> Your instructions
Gather up all lines that carry the word "from".

## begin Data entries

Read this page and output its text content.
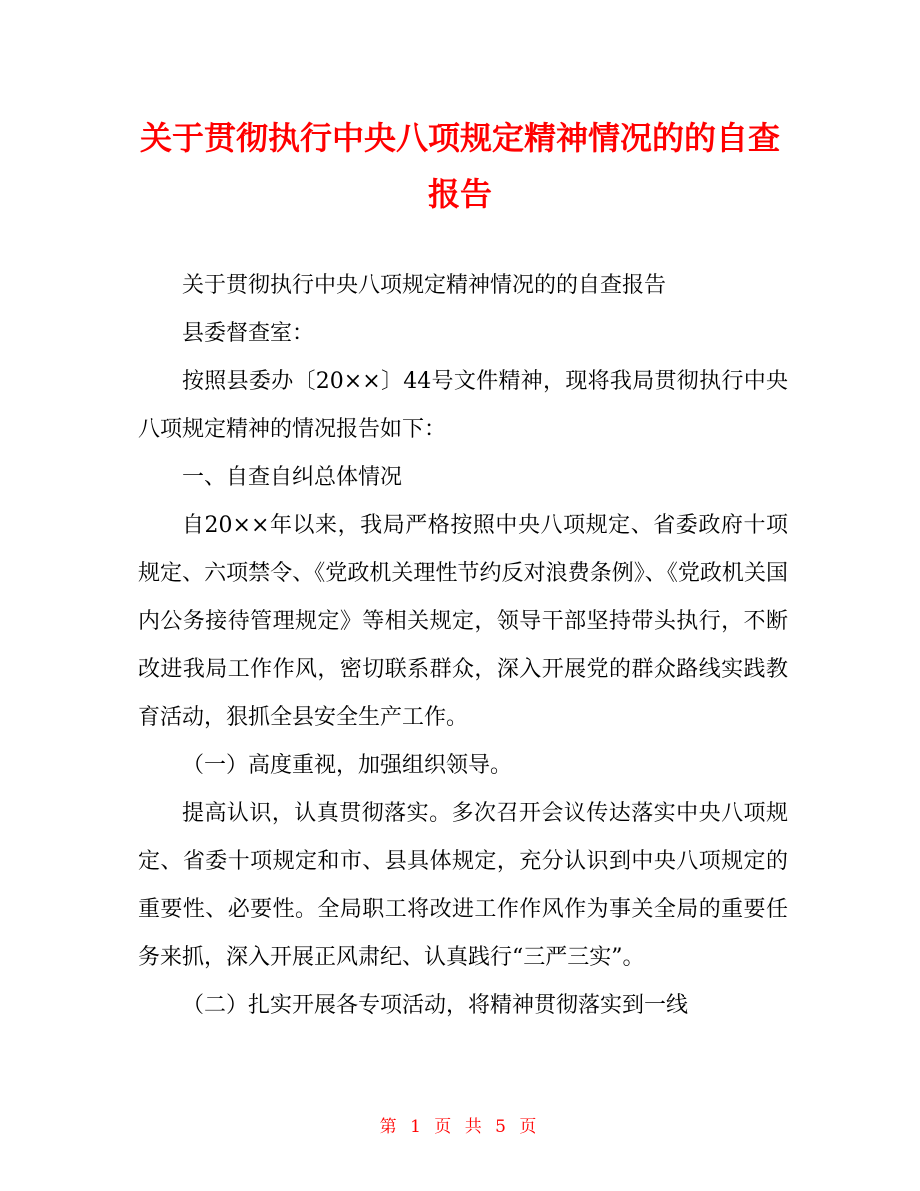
关于贯彻执行中央八项规定精神情况的的自查
报告

关于贯彻执行中央八项规定精神情况的的自查报告

县委督查室：

按照县委办〔20××〕44号文件精神，现将我局贯彻执行中央八项规定精神的情况报告如下：

一、自查自纠总体情况

自20××年以来，我局严格按照中央八项规定、省委政府十项规定、六项禁令、《党政机关理性节约反对浪费条例》、《党政机关国内公务接待管理规定》等相关规定，领导干部坚持带头执行，不断改进我局工作作风，密切联系群众，深入开展党的群众路线实践教育活动，狠抓全县安全生产工作。

（一）高度重视，加强组织领导。

提高认识，认真贯彻落实。多次召开会议传达落实中央八项规定、省委十项规定和市、县具体规定，充分认识到中央八项规定的重要性、必要性。全局职工将改进工作作风作为事关全局的重要任务来抓，深入开展正风肃纪、认真践行“三严三实”。

（二）扎实开展各专项活动，将精神贯彻落实到一线

第 1 页 共 5 页
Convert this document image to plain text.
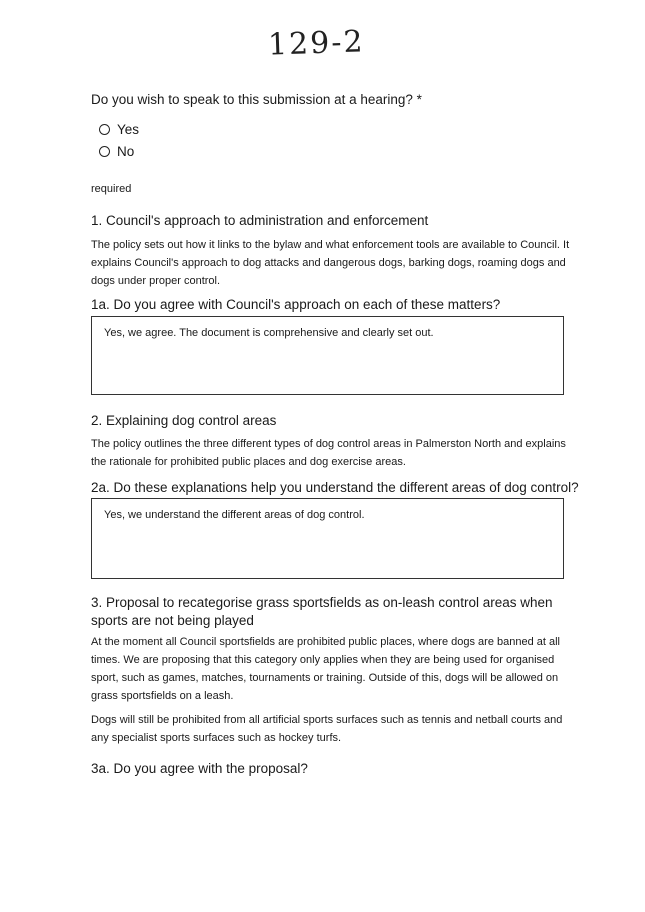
129-2
Do you wish to speak to this submission at a hearing? *
Yes
No
required
1. Council's approach to administration and enforcement
The policy sets out how it links to the bylaw and what enforcement tools are available to Council. It explains Council's approach to dog attacks and dangerous dogs, barking dogs, roaming dogs and dogs under proper control.
1a. Do you agree with Council's approach on each of these matters?
Yes, we agree. The document is comprehensive and clearly set out.
2. Explaining dog control areas
The policy outlines the three different types of dog control areas in Palmerston North and explains the rationale for prohibited public places and dog exercise areas.
2a. Do these explanations help you understand the different areas of dog control?
Yes, we understand the different areas of dog control.
3. Proposal to recategorise grass sportsfields as on-leash control areas when sports are not being played
At the moment all Council sportsfields are prohibited public places, where dogs are banned at all times. We are proposing that this category only applies when they are being used for organised sport, such as games, matches, tournaments or training. Outside of this, dogs will be allowed on grass sportsfields on a leash.
Dogs will still be prohibited from all artificial sports surfaces such as tennis and netball courts and any specialist sports surfaces such as hockey turfs.
3a. Do you agree with the proposal?
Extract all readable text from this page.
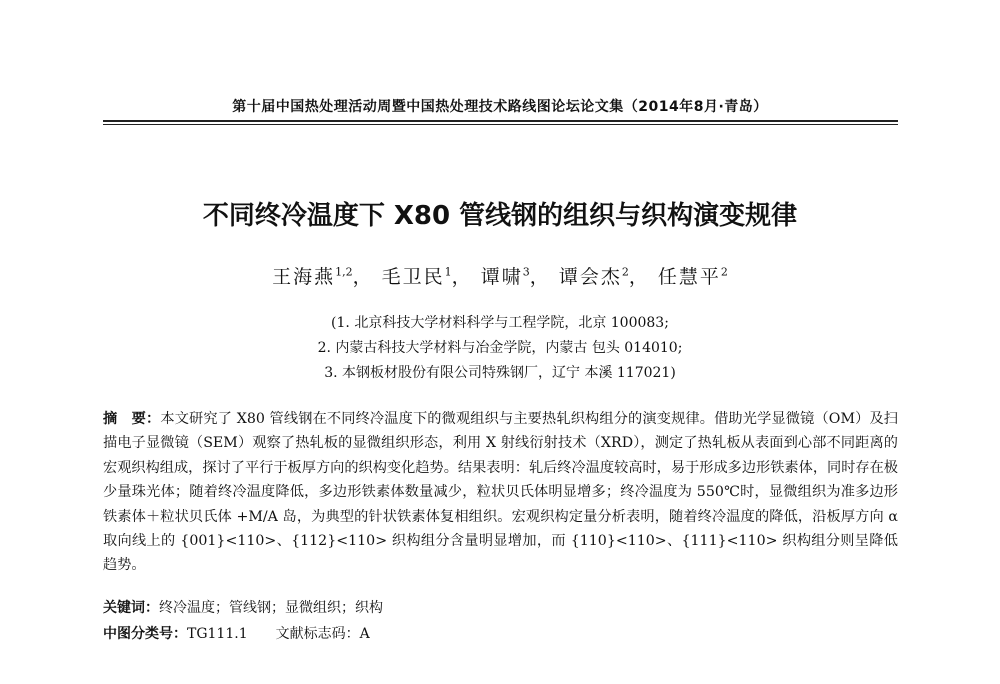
第十届中国热处理活动周暨中国热处理技术路线图论坛论文集（2014年8月·青岛）
不同终冷温度下 X80 管线钢的组织与织构演变规律
王海燕$^{1,2}$， 毛卫民$^1$， 谭啸$^3$， 谭会杰$^2$， 任慧平$^2$
(1. 北京科技大学材料科学与工程学院，北京 100083;
2. 内蒙古科技大学材料与冶金学院，内蒙古 包头 014010;
3. 本钢板材股份有限公司特殊钢厂，辽宁 本溪 117021)
摘　要：本文研究了 X80 管线钢在不同终冷温度下的微观组织与主要热轧织构组分的演变规律。借助光学显微镜（OM）及扫描电子显微镜（SEM）观察了热轧板的显微组织形态，利用 X 射线衍射技术（XRD），测定了热轧板从表面到心部不同距离的宏观织构组成，探讨了平行于板厚方向的织构变化趋势。结果表明：轧后终冷温度较高时，易于形成多边形铁素体，同时存在极少量珠光体；随着终冷温度降低，多边形铁素体数量减少，粒状贝氏体明显增多；终冷温度为 550℃时，显微组织为准多边形铁素体＋粒状贝氏体 +M/A 岛，为典型的针状铁素体复相组织。宏观织构定量分析表明，随着终冷温度的降低，沿板厚方向 α 取向线上的 {001}<110>、{112}<110> 织构组分含量明显增加，而 {110}<110>、{111}<110> 织构组分则呈降低趋势。
关键词：终冷温度；管线钢；显微组织；织构
中图分类号：TG111.1 文献标志码：A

## end Data entries

> Task result
Dogs will still be prohibited from all artificial sports surfaces such as tennis and netball courts and any specialist sports surfaces such as hockey turfs.
Extract all readable text from this page.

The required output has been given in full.